Problem details
Copy each line exactly.

>> begin

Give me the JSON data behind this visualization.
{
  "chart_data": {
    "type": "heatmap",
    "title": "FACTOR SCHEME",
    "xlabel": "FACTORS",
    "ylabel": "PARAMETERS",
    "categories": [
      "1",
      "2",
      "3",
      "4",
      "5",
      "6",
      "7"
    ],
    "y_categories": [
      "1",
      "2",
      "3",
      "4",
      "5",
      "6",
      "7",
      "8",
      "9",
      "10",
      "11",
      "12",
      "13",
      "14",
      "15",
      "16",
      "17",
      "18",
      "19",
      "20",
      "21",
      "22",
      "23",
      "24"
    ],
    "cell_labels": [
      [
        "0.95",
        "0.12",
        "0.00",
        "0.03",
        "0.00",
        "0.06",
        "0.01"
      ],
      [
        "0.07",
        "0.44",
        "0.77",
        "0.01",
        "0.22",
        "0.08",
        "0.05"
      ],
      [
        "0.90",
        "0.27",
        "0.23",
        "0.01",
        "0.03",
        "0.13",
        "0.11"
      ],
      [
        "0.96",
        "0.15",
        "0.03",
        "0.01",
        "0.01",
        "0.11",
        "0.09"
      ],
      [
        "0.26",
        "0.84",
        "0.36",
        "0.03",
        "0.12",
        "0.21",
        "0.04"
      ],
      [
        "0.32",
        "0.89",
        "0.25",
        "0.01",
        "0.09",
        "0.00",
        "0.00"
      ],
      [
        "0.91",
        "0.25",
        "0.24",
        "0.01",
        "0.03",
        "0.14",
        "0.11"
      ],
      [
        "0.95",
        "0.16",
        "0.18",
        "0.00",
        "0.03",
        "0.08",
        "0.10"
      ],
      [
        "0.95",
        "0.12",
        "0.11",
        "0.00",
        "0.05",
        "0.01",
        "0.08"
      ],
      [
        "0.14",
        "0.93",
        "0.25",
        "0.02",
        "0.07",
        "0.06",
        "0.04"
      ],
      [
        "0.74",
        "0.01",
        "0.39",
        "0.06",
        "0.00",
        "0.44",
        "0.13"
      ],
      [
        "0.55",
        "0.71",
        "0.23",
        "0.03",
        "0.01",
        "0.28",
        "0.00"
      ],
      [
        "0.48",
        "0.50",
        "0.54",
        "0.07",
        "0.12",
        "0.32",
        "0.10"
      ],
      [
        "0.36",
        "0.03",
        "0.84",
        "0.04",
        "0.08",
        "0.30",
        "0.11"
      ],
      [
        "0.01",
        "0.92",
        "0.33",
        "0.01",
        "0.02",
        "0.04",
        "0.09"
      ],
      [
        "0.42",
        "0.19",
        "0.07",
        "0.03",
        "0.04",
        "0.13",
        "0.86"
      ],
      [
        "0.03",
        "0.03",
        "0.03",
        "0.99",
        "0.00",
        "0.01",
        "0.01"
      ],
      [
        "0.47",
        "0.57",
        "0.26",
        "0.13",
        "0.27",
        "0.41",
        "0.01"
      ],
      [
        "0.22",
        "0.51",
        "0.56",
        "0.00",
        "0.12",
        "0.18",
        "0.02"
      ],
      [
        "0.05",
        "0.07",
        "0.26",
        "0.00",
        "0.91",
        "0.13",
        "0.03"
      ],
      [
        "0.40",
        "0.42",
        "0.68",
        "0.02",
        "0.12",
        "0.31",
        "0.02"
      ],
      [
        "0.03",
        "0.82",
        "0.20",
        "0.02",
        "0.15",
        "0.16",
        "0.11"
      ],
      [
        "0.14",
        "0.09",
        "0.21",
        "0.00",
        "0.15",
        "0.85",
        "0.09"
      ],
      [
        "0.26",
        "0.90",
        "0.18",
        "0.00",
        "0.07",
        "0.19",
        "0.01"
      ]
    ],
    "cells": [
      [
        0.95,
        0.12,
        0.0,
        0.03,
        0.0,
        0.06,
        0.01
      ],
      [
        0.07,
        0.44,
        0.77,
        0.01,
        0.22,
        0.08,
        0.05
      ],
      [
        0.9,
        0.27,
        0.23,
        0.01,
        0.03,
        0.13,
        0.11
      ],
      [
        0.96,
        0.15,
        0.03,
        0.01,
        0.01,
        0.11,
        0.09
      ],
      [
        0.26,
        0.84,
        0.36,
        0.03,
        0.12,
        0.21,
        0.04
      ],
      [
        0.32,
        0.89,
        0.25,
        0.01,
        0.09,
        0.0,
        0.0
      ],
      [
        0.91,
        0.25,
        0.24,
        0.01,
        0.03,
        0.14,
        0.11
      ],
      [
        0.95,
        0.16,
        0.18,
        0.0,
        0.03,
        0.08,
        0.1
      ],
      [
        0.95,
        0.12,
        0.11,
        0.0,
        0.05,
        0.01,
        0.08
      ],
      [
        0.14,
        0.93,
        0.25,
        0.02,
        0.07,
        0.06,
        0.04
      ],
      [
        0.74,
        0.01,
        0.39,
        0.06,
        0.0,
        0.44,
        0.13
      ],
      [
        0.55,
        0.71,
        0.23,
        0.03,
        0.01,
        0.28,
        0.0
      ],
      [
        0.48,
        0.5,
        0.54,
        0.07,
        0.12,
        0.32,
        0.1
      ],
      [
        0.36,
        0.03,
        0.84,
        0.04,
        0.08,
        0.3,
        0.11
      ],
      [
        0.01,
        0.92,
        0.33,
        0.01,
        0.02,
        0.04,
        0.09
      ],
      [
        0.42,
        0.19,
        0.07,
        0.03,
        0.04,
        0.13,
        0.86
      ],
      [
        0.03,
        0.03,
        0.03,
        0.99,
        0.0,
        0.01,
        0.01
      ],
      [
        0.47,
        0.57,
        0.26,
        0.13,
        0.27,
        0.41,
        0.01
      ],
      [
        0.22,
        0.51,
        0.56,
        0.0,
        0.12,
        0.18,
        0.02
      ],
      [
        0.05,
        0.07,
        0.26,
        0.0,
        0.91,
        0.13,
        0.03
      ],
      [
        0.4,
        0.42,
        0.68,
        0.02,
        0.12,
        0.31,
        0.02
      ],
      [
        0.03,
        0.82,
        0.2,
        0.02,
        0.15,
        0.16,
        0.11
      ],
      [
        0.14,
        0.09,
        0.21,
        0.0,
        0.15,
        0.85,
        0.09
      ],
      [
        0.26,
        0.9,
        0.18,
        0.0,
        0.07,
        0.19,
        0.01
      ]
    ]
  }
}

>> end

Answer
Give me the JSON data behind this visualization.
{
  "chart_data": {
    "type": "heatmap",
    "title": "FACTOR SCHEME",
    "xlabel": "FACTORS",
    "ylabel": "PARAMETERS",
    "categories": [
      "1",
      "2",
      "3",
      "4",
      "5",
      "6",
      "7"
    ],
    "y_categories": [
      "1",
      "2",
      "3",
      "4",
      "5",
      "6",
      "7",
      "8",
      "9",
      "10",
      "11",
      "12",
      "13",
      "14",
      "15",
      "16",
      "17",
      "18",
      "19",
      "20",
      "21",
      "22",
      "23",
      "24"
    ],
    "cell_labels": [
      [
        "0.95",
        "0.12",
        "0.00",
        "0.03",
        "0.00",
        "0.06",
        "0.01"
      ],
      [
        "0.07",
        "0.44",
        "0.77",
        "0.01",
        "0.22",
        "0.08",
        "0.05"
      ],
      [
        "0.90",
        "0.27",
        "0.23",
        "0.01",
        "0.03",
        "0.13",
        "0.11"
      ],
      [
        "0.96",
        "0.15",
        "0.03",
        "0.01",
        "0.01",
        "0.11",
        "0.09"
      ],
      [
        "0.26",
        "0.84",
        "0.36",
        "0.03",
        "0.12",
        "0.21",
        "0.04"
      ],
      [
        "0.32",
        "0.89",
        "0.25",
        "0.01",
        "0.09",
        "0.00",
        "0.00"
      ],
      [
        "0.91",
        "0.25",
        "0.24",
        "0.01",
        "0.03",
        "0.14",
        "0.11"
      ],
      [
        "0.95",
        "0.16",
        "0.18",
        "0.00",
        "0.03",
        "0.08",
        "0.10"
      ],
      [
        "0.95",
        "0.12",
        "0.11",
        "0.00",
        "0.05",
        "0.01",
        "0.08"
      ],
      [
        "0.14",
        "0.93",
        "0.25",
        "0.02",
        "0.07",
        "0.06",
        "0.04"
      ],
      [
        "0.74",
        "0.01",
        "0.39",
        "0.06",
        "0.00",
        "0.44",
        "0.13"
      ],
      [
        "0.55",
        "0.71",
        "0.23",
        "0.03",
        "0.01",
        "0.28",
        "0.00"
      ],
      [
        "0.48",
        "0.50",
        "0.54",
        "0.07",
        "0.12",
        "0.32",
        "0.10"
      ],
      [
        "0.36",
        "0.03",
        "0.84",
        "0.04",
        "0.08",
        "0.30",
        "0.11"
      ],
      [
        "0.01",
        "0.92",
        "0.33",
        "0.01",
        "0.02",
        "0.04",
        "0.09"
      ],
      [
        "0.42",
        "0.19",
        "0.07",
        "0.03",
        "0.04",
        "0.13",
        "0.86"
      ],
      [
        "0.03",
        "0.03",
        "0.03",
        "0.99",
        "0.00",
        "0.01",
        "0.01"
      ],
      [
        "0.47",
        "0.57",
        "0.26",
        "0.13",
        "0.27",
        "0.41",
        "0.01"
      ],
      [
        "0.22",
        "0.51",
        "0.56",
        "0.00",
        "0.12",
        "0.18",
        "0.02"
      ],
      [
        "0.05",
        "0.07",
        "0.26",
        "0.00",
        "0.91",
        "0.13",
        "0.03"
      ],
      [
        "0.40",
        "0.42",
        "0.68",
        "0.02",
        "0.12",
        "0.31",
        "0.02"
      ],
      [
        "0.03",
        "0.82",
        "0.20",
        "0.02",
        "0.15",
        "0.16",
        "0.11"
      ],
      [
        "0.14",
        "0.09",
        "0.21",
        "0.00",
        "0.15",
        "0.85",
        "0.09"
      ],
      [
        "0.26",
        "0.90",
        "0.18",
        "0.00",
        "0.07",
        "0.19",
        "0.01"
      ]
    ],
    "cells": [
      [
        0.95,
        0.12,
        0.0,
        0.03,
        0.0,
        0.06,
        0.01
      ],
      [
        0.07,
        0.44,
        0.77,
        0.01,
        0.22,
        0.08,
        0.05
      ],
      [
        0.9,
        0.27,
        0.23,
        0.01,
        0.03,
        0.13,
        0.11
      ],
      [
        0.96,
        0.15,
        0.03,
        0.01,
        0.01,
        0.11,
        0.09
      ],
      [
        0.26,
        0.84,
        0.36,
        0.03,
        0.12,
        0.21,
        0.04
      ],
      [
        0.32,
        0.89,
        0.25,
        0.01,
        0.09,
        0.0,
        0.0
      ],
      [
        0.91,
        0.25,
        0.24,
        0.01,
        0.03,
        0.14,
        0.11
      ],
      [
        0.95,
        0.16,
        0.18,
        0.0,
        0.03,
        0.08,
        0.1
      ],
      [
        0.95,
        0.12,
        0.11,
        0.0,
        0.05,
        0.01,
        0.08
      ],
      [
        0.14,
        0.93,
        0.25,
        0.02,
        0.07,
        0.06,
        0.04
      ],
      [
        0.74,
        0.01,
        0.39,
        0.06,
        0.0,
        0.44,
        0.13
      ],
      [
        0.55,
        0.71,
        0.23,
        0.03,
        0.01,
        0.28,
        0.0
      ],
      [
        0.48,
        0.5,
        0.54,
        0.07,
        0.12,
        0.32,
        0.1
      ],
      [
        0.36,
        0.03,
        0.84,
        0.04,
        0.08,
        0.3,
        0.11
      ],
      [
        0.01,
        0.92,
        0.33,
        0.01,
        0.02,
        0.04,
        0.09
      ],
      [
        0.42,
        0.19,
        0.07,
        0.03,
        0.04,
        0.13,
        0.86
      ],
      [
        0.03,
        0.03,
        0.03,
        0.99,
        0.0,
        0.01,
        0.01
      ],
      [
        0.47,
        0.57,
        0.26,
        0.13,
        0.27,
        0.41,
        0.01
      ],
      [
        0.22,
        0.51,
        0.56,
        0.0,
        0.12,
        0.18,
        0.02
      ],
      [
        0.05,
        0.07,
        0.26,
        0.0,
        0.91,
        0.13,
        0.03
      ],
      [
        0.4,
        0.42,
        0.68,
        0.02,
        0.12,
        0.31,
        0.02
      ],
      [
        0.03,
        0.82,
        0.2,
        0.02,
        0.15,
        0.16,
        0.11
      ],
      [
        0.14,
        0.09,
        0.21,
        0.0,
        0.15,
        0.85,
        0.09
      ],
      [
        0.26,
        0.9,
        0.18,
        0.0,
        0.07,
        0.19,
        0.01
      ]
    ]
  }
}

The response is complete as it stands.